*Your goal*
Search the records below for the word "split" and show every line where it occurs.

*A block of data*
>>>

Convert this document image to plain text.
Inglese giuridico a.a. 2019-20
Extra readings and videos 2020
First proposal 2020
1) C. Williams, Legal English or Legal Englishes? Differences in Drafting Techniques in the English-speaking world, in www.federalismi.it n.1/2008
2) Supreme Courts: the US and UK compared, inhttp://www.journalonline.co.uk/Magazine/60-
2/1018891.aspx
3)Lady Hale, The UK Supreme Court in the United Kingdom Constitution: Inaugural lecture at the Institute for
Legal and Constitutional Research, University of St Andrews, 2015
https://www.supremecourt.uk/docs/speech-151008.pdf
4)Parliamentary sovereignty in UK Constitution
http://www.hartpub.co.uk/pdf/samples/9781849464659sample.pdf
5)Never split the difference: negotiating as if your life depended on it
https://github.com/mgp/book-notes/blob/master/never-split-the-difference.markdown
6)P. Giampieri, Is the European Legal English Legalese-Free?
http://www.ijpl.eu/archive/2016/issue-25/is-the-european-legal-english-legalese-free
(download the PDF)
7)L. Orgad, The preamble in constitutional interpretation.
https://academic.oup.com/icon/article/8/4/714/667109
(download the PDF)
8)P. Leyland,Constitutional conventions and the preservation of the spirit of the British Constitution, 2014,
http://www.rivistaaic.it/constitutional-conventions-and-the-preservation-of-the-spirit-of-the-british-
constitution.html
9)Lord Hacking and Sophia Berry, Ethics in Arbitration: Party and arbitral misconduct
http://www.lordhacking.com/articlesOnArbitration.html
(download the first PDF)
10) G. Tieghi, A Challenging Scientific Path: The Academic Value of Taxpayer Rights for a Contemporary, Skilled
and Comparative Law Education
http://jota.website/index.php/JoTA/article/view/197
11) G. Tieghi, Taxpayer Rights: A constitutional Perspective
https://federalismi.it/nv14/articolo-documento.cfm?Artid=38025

<<<

*The result*
5)Never split the difference: negotiating as if your life depended on it
https://github.com/mgp/book-notes/blob/master/never-split-the-difference.markdown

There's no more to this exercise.